── Data provided

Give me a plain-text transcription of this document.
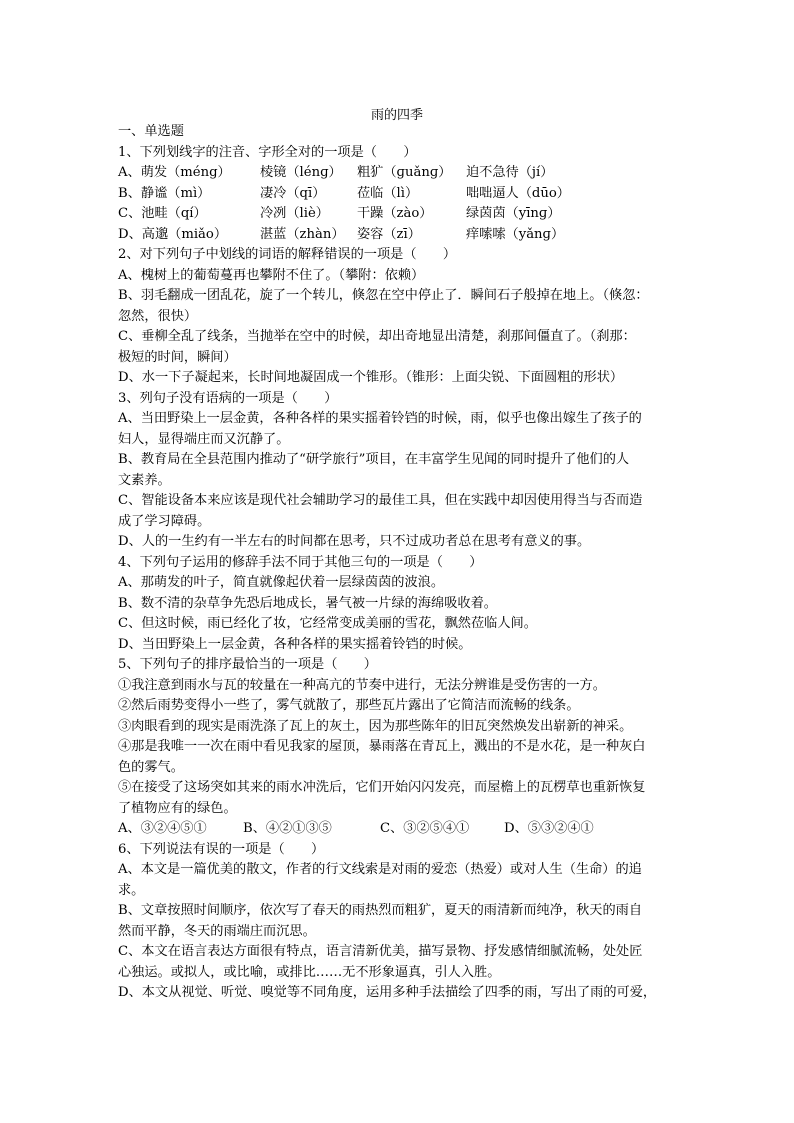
雨的四季
一、单选题
1、下列划线字的注音、字形全对的一项是（　　）
A、萌发（méng） 棱镜（lénɡ） 粗犷（ɡuǎnɡ） 迫不急待（jí）
B、静谧（mì）	凄冷（qī） 莅临（lì）	咄咄逼人（dūo）
C、池畦（qí）	冷冽（liè） 干躁（zào）	绿茵茵（yīnɡ）
D、高邈（miǎo） 湛蓝（zhàn） 姿容（zī）	痒嗦嗦（yǎnɡ）
2、对下列句子中划线的词语的解释错误的一项是（　　）
A、槐树上的葡萄蔓再也攀附不住了。（攀附：依赖）
B、羽毛翻成一团乱花，旋了一个转儿，倏忽在空中停止了．瞬间石子般掉在地上。（倏忽：
忽然，很快）
C、垂柳全乱了线条，当抛举在空中的时候，却出奇地显出清楚，刹那间僵直了。（刹那：
极短的时间，瞬间）
D、水一下子凝起来，长时间地凝固成一个锥形。（锥形：上面尖锐、下面圆粗的形状）
3、列句子没有语病的一项是（　　）
A、当田野染上一层金黄，各种各样的果实摇着铃铛的时候，雨，似乎也像出嫁生了孩子的
妇人，显得端庄而又沉静了。
B、教育局在全县范围内推动了“研学旅行”项目，在丰富学生见闻的同时提升了他们的人
文素养。
C、智能设备本来应该是现代社会辅助学习的最佳工具，但在实践中却因使用得当与否而造
成了学习障碍。
D、人的一生约有一半左右的时间都在思考，只不过成功者总在思考有意义的事。
4、下列句子运用的修辞手法不同于其他三句的一项是（　　）
A、那萌发的叶子，简直就像起伏着一层绿茵茵的波浪。
B、数不清的杂草争先恐后地成长，暑气被一片绿的海绵吸收着。
C、但这时候，雨已经化了妆，它经常变成美丽的雪花，飘然莅临人间。
D、当田野染上一层金黄，各种各样的果实摇着铃铛的时候。
5、下列句子的排序最恰当的一项是（　　）
①我注意到雨水与瓦的较量在一种高亢的节奏中进行，无法分辨谁是受伤害的一方。
②然后雨势变得小一些了，雾气就散了，那些瓦片露出了它简洁而流畅的线条。
③肉眼看到的现实是雨洗涤了瓦上的灰土，因为那些陈年的旧瓦突然焕发出崭新的神采。
④那是我唯一一次在雨中看见我家的屋顶，暴雨落在青瓦上，溅出的不是水花，是一种灰白
色的雾气。
⑤在接受了这场突如其来的雨水冲洗后，它们开始闪闪发亮，而屋檐上的瓦楞草也重新恢复
了植物应有的绿色。
A、③②④⑤①	B、④②①③⑤	C、③②⑤④①	D、⑤③②④①
6、下列说法有误的一项是（　　）
A、本文是一篇优美的散文，作者的行文线索是对雨的爱恋（热爱）或对人生（生命）的追
求。
B、文章按照时间顺序，依次写了春天的雨热烈而粗犷，夏天的雨清新而纯净，秋天的雨自
然而平静，冬天的雨端庄而沉思。
C、本文在语言表达方面很有特点，语言清新优美，描写景物、抒发感情细腻流畅，处处匠
心独运。或拟人，或比喻，或排比……无不形象逼真，引人入胜。
D、本文从视觉、听觉、嗅觉等不同角度，运用多种手法描绘了四季的雨，写出了雨的可爱，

────

→ **What the task asks**: Write out the entries above word for word. Do not include the pictures.

→ **Answer**:
Give me a plain-text transcription of this document.
雨的四季
一、单选题
1、下列划线字的注音、字形全对的一项是（　　）
A、萌发（méng） 棱镜（lénɡ） 粗犷（ɡuǎnɡ） 迫不急待（jí）
B、静谧（mì）	凄冷（qī） 莅临（lì）	咄咄逼人（dūo）
C、池畦（qí）	冷冽（liè） 干躁（zào）	绿茵茵（yīnɡ）
D、高邈（miǎo） 湛蓝（zhàn） 姿容（zī）	痒嗦嗦（yǎnɡ）
2、对下列句子中划线的词语的解释错误的一项是（　　）
A、槐树上的葡萄蔓再也攀附不住了。（攀附：依赖）
B、羽毛翻成一团乱花，旋了一个转儿，倏忽在空中停止了．瞬间石子般掉在地上。（倏忽：
忽然，很快）
C、垂柳全乱了线条，当抛举在空中的时候，却出奇地显出清楚，刹那间僵直了。（刹那：
极短的时间，瞬间）
D、水一下子凝起来，长时间地凝固成一个锥形。（锥形：上面尖锐、下面圆粗的形状）
3、列句子没有语病的一项是（　　）
A、当田野染上一层金黄，各种各样的果实摇着铃铛的时候，雨，似乎也像出嫁生了孩子的
妇人，显得端庄而又沉静了。
B、教育局在全县范围内推动了“研学旅行”项目，在丰富学生见闻的同时提升了他们的人
文素养。
C、智能设备本来应该是现代社会辅助学习的最佳工具，但在实践中却因使用得当与否而造
成了学习障碍。
D、人的一生约有一半左右的时间都在思考，只不过成功者总在思考有意义的事。
4、下列句子运用的修辞手法不同于其他三句的一项是（　　）
A、那萌发的叶子，简直就像起伏着一层绿茵茵的波浪。
B、数不清的杂草争先恐后地成长，暑气被一片绿的海绵吸收着。
C、但这时候，雨已经化了妆，它经常变成美丽的雪花，飘然莅临人间。
D、当田野染上一层金黄，各种各样的果实摇着铃铛的时候。
5、下列句子的排序最恰当的一项是（　　）
①我注意到雨水与瓦的较量在一种高亢的节奏中进行，无法分辨谁是受伤害的一方。
②然后雨势变得小一些了，雾气就散了，那些瓦片露出了它简洁而流畅的线条。
③肉眼看到的现实是雨洗涤了瓦上的灰土，因为那些陈年的旧瓦突然焕发出崭新的神采。
④那是我唯一一次在雨中看见我家的屋顶，暴雨落在青瓦上，溅出的不是水花，是一种灰白
色的雾气。
⑤在接受了这场突如其来的雨水冲洗后，它们开始闪闪发亮，而屋檐上的瓦楞草也重新恢复
了植物应有的绿色。
A、③②④⑤①	B、④②①③⑤	C、③②⑤④①	D、⑤③②④①
6、下列说法有误的一项是（　　）
A、本文是一篇优美的散文，作者的行文线索是对雨的爱恋（热爱）或对人生（生命）的追
求。
B、文章按照时间顺序，依次写了春天的雨热烈而粗犷，夏天的雨清新而纯净，秋天的雨自
然而平静，冬天的雨端庄而沉思。
C、本文在语言表达方面很有特点，语言清新优美，描写景物、抒发感情细腻流畅，处处匠
心独运。或拟人，或比喻，或排比……无不形象逼真，引人入胜。
D、本文从视觉、听觉、嗅觉等不同角度，运用多种手法描绘了四季的雨，写出了雨的可爱，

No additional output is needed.